> [The exercise]
Leave out the images; return the rest of the data exactly.

## start

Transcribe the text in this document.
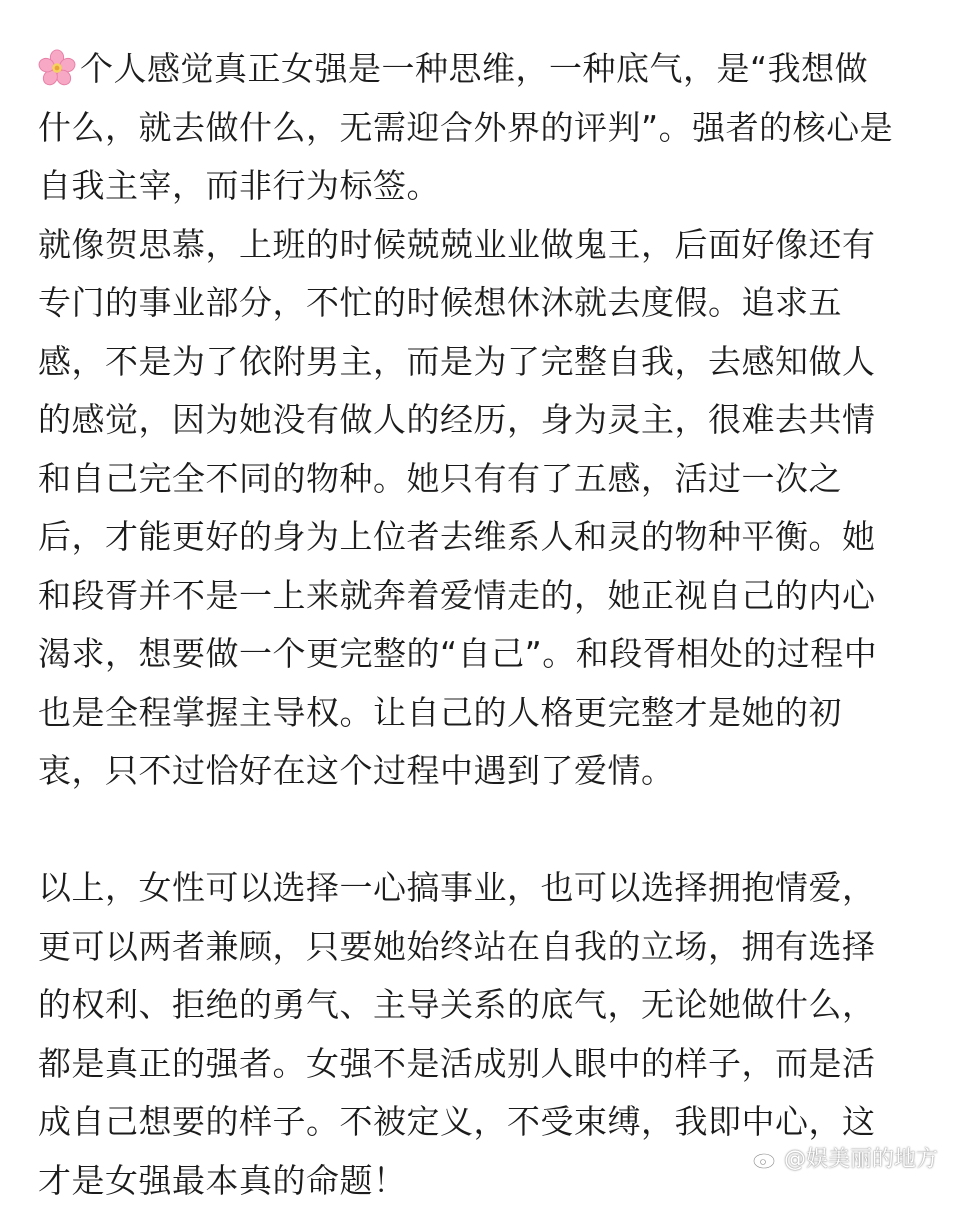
个人感觉真正女强是一种思维，一种底气，是“我想做
什么，就去做什么，无需迎合外界的评判”。强者的核心是
自我主宰，而非行为标签。
就像贺思慕，上班的时候兢兢业业做鬼王，后面好像还有
专门的事业部分，不忙的时候想休沐就去度假。追求五
感，不是为了依附男主，而是为了完整自我，去感知做人
的感觉，因为她没有做人的经历，身为灵主，很难去共情
和自己完全不同的物种。她只有有了五感，活过一次之
后，才能更好的身为上位者去维系人和灵的物种平衡。她
和段胥并不是一上来就奔着爱情走的，她正视自己的内心
渴求，想要做一个更完整的“自己”。和段胥相处的过程中
也是全程掌握主导权。让自己的人格更完整才是她的初
衷，只不过恰好在这个过程中遇到了爱情。
以上，女性可以选择一心搞事业，也可以选择拥抱情爱，
更可以两者兼顾，只要她始终站在自我的立场，拥有选择
的权利、拒绝的勇气、主导关系的底气，无论她做什么，
都是真正的强者。女强不是活成别人眼中的样子，而是活
成自己想要的样子。不被定义，不受束缚，我即中心，这
才是女强最本真的命题！
@娱美丽的地方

## end

> [Response for this exercise]
Transcribe the text in this document.
个人感觉真正女强是一种思维，一种底气，是“我想做
什么，就去做什么，无需迎合外界的评判”。强者的核心是
自我主宰，而非行为标签。
就像贺思慕，上班的时候兢兢业业做鬼王，后面好像还有
专门的事业部分，不忙的时候想休沐就去度假。追求五
感，不是为了依附男主，而是为了完整自我，去感知做人
的感觉，因为她没有做人的经历，身为灵主，很难去共情
和自己完全不同的物种。她只有有了五感，活过一次之
后，才能更好的身为上位者去维系人和灵的物种平衡。她
和段胥并不是一上来就奔着爱情走的，她正视自己的内心
渴求，想要做一个更完整的“自己”。和段胥相处的过程中
也是全程掌握主导权。让自己的人格更完整才是她的初
衷，只不过恰好在这个过程中遇到了爱情。
以上，女性可以选择一心搞事业，也可以选择拥抱情爱，
更可以两者兼顾，只要她始终站在自我的立场，拥有选择
的权利、拒绝的勇气、主导关系的底气，无论她做什么，
都是真正的强者。女强不是活成别人眼中的样子，而是活
成自己想要的样子。不被定义，不受束缚，我即中心，这
才是女强最本真的命题！
@娱美丽的地方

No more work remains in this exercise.